Extracted data entries

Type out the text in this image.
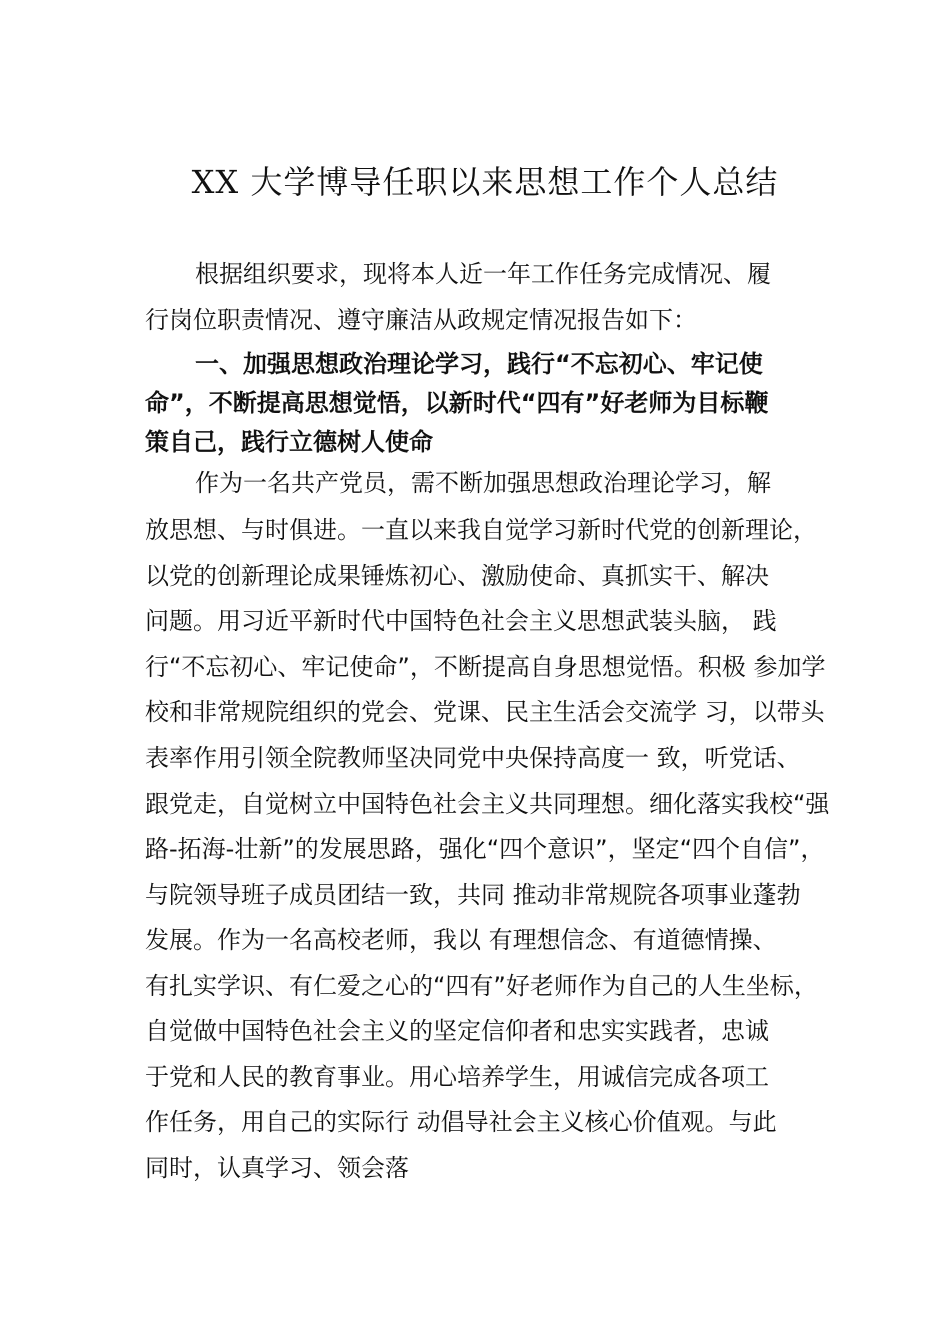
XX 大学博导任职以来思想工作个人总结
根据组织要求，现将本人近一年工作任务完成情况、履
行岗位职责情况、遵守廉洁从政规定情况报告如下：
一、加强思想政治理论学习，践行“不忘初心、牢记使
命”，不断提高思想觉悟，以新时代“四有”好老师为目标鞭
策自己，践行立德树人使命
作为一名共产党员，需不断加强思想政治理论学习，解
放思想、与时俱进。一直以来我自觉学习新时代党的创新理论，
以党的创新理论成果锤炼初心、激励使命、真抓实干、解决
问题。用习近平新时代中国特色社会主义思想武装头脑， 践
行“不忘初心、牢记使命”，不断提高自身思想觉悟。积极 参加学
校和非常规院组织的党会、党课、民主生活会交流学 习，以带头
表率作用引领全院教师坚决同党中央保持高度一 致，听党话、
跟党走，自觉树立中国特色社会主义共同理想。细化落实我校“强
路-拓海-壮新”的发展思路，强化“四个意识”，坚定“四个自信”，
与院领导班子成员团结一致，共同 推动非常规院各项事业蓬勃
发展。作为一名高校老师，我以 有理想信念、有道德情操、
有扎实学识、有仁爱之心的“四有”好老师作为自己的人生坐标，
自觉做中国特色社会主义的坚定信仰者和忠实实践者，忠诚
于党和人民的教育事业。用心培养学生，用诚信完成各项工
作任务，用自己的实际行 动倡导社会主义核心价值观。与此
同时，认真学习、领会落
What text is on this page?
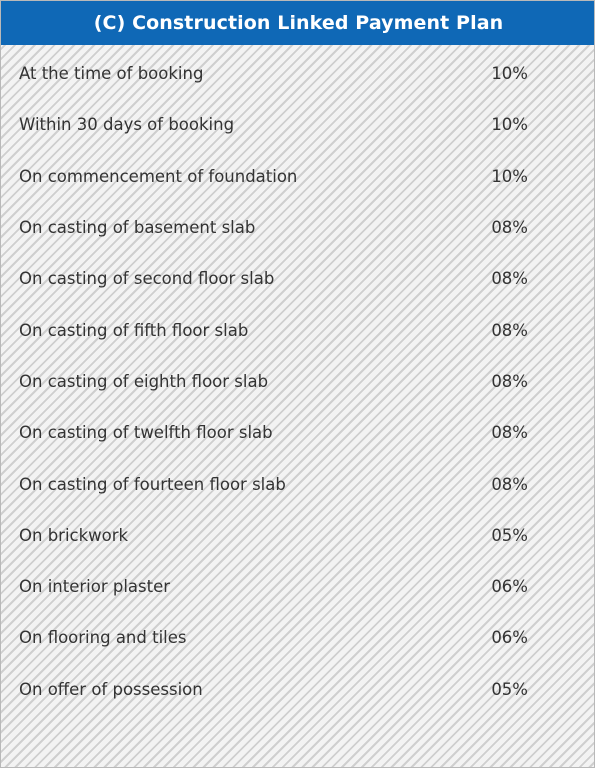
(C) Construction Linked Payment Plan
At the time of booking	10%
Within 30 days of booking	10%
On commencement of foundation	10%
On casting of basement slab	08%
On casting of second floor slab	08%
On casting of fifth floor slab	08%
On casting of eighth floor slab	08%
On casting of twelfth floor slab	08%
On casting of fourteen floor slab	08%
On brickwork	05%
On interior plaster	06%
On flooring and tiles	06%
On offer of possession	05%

_EXERCISE DESCRIPTION_
Transcribe every entry above exactly. Omit all pictures.

_WRITTEN ANSWER_
Type out the text in this image.
XX 大学博导任职以来思想工作个人总结
根据组织要求，现将本人近一年工作任务完成情况、履
行岗位职责情况、遵守廉洁从政规定情况报告如下：
一、加强思想政治理论学习，践行“不忘初心、牢记使
命”，不断提高思想觉悟，以新时代“四有”好老师为目标鞭
策自己，践行立德树人使命
作为一名共产党员，需不断加强思想政治理论学习，解
放思想、与时俱进。一直以来我自觉学习新时代党的创新理论，
以党的创新理论成果锤炼初心、激励使命、真抓实干、解决
问题。用习近平新时代中国特色社会主义思想武装头脑， 践
行“不忘初心、牢记使命”，不断提高自身思想觉悟。积极 参加学
校和非常规院组织的党会、党课、民主生活会交流学 习，以带头
表率作用引领全院教师坚决同党中央保持高度一 致，听党话、
跟党走，自觉树立中国特色社会主义共同理想。细化落实我校“强
路-拓海-壮新”的发展思路，强化“四个意识”，坚定“四个自信”，
与院领导班子成员团结一致，共同 推动非常规院各项事业蓬勃
发展。作为一名高校老师，我以 有理想信念、有道德情操、
有扎实学识、有仁爱之心的“四有”好老师作为自己的人生坐标，
自觉做中国特色社会主义的坚定信仰者和忠实实践者，忠诚
于党和人民的教育事业。用心培养学生，用诚信完成各项工
作任务，用自己的实际行 动倡导社会主义核心价值观。与此
同时，认真学习、领会落
What text is on this page?
(C) Construction Linked Payment Plan
At the time of booking	10%
Within 30 days of booking	10%
On commencement of foundation	10%
On casting of basement slab	08%
On casting of second floor slab	08%
On casting of fifth floor slab	08%
On casting of eighth floor slab	08%
On casting of twelfth floor slab	08%
On casting of fourteen floor slab	08%
On brickwork	05%
On interior plaster	06%
On flooring and tiles	06%
On offer of possession	05%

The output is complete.